Task statement: Copy out, from the data, each line containing the string "JSON".

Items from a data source
● ● ● ●
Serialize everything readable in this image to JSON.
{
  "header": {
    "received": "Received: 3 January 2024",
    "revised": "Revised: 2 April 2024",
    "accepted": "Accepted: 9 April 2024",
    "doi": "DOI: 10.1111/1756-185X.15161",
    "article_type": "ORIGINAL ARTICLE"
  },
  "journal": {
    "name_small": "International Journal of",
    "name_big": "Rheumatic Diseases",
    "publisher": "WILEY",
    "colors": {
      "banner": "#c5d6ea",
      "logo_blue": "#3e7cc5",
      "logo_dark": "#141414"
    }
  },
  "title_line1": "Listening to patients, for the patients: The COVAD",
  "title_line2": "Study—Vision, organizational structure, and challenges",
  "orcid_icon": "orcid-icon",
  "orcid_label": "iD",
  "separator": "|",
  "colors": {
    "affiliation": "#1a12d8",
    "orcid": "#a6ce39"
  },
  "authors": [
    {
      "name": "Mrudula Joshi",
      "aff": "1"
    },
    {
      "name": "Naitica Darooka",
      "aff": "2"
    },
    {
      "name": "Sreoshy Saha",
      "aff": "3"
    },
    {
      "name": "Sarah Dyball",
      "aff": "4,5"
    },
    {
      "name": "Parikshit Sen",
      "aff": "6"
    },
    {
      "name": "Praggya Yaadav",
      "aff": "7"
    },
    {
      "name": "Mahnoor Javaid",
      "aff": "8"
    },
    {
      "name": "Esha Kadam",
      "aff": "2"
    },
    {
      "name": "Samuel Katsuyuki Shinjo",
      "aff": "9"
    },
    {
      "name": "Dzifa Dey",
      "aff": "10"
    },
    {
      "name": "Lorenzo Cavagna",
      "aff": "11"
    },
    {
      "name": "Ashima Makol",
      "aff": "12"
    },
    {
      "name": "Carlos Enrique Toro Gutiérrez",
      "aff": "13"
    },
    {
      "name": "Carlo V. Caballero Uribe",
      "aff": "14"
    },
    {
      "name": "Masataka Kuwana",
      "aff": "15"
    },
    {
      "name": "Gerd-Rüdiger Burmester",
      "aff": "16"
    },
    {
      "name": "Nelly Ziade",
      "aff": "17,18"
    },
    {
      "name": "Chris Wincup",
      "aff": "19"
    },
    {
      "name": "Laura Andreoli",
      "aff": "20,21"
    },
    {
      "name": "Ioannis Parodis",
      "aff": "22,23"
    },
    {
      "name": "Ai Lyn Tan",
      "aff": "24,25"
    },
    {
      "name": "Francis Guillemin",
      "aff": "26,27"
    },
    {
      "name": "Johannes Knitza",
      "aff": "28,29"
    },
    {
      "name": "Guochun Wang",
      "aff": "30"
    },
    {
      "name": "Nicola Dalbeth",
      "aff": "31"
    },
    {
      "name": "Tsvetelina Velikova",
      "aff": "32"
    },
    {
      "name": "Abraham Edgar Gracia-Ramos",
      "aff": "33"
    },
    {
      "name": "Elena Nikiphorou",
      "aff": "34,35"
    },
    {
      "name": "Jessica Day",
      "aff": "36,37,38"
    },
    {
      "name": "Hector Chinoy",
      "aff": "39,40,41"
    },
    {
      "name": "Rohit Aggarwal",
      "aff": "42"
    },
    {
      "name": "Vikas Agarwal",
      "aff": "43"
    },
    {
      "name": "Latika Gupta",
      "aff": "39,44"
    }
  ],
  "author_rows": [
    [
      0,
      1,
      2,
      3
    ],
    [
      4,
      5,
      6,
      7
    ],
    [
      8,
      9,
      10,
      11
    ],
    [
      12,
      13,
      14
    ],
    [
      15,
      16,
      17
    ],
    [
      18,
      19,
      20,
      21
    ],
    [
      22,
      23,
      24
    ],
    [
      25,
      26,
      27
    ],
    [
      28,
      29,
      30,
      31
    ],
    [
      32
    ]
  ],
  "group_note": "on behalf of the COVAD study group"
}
● ● ● ●
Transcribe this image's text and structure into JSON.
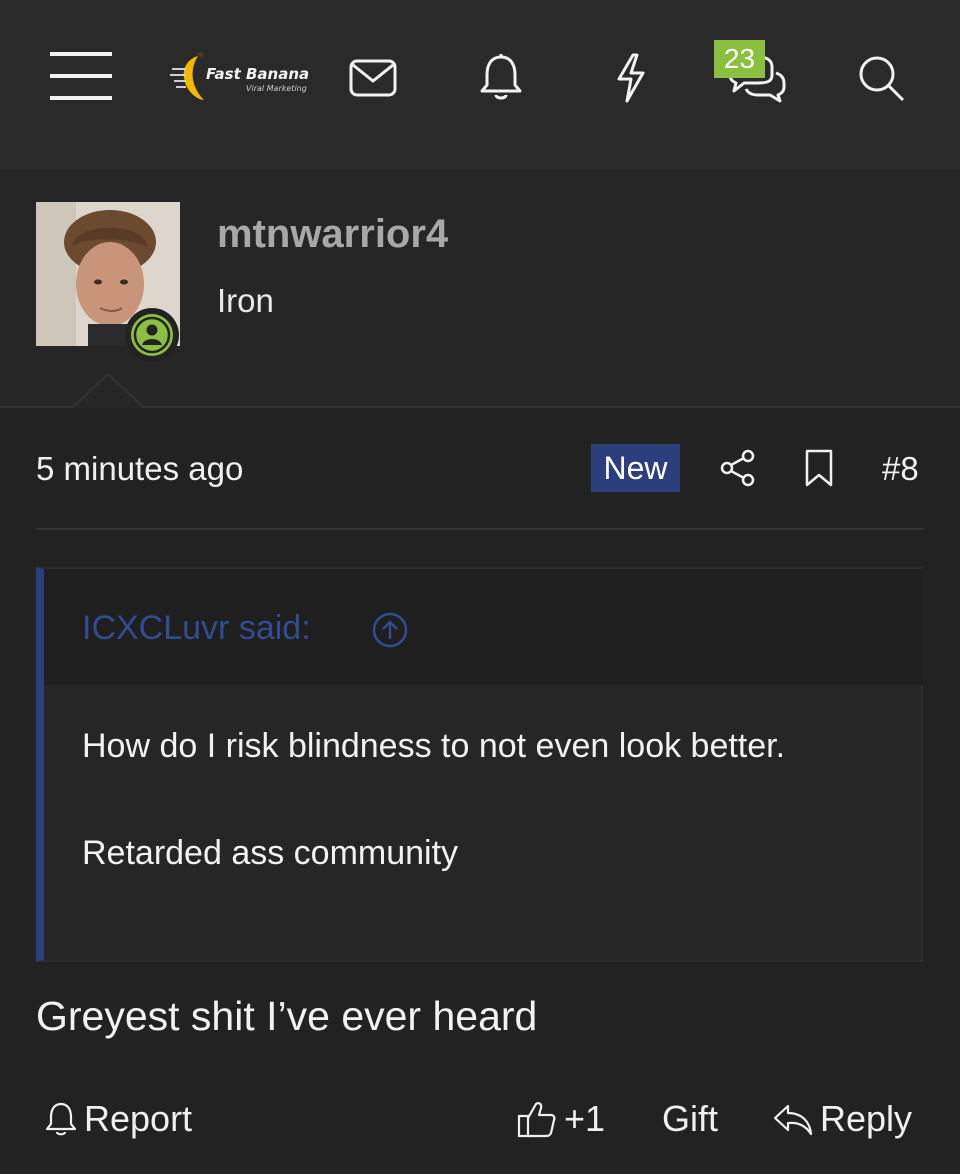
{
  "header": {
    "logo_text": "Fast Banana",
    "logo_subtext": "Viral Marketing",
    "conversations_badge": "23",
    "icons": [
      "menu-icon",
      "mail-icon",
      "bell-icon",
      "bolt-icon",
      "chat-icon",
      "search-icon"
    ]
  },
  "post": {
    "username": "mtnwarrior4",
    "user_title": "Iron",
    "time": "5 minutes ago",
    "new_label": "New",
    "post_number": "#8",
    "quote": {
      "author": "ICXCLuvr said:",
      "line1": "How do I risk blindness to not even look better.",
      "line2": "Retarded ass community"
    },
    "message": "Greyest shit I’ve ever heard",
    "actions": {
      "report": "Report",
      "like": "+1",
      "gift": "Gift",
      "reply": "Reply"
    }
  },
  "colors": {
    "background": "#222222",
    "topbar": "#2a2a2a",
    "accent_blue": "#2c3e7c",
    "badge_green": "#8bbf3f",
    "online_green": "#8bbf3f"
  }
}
● ● ● ●
Response box:
Serialize everything readable in this image to JSON.
Transcribe this image's text and structure into JSON.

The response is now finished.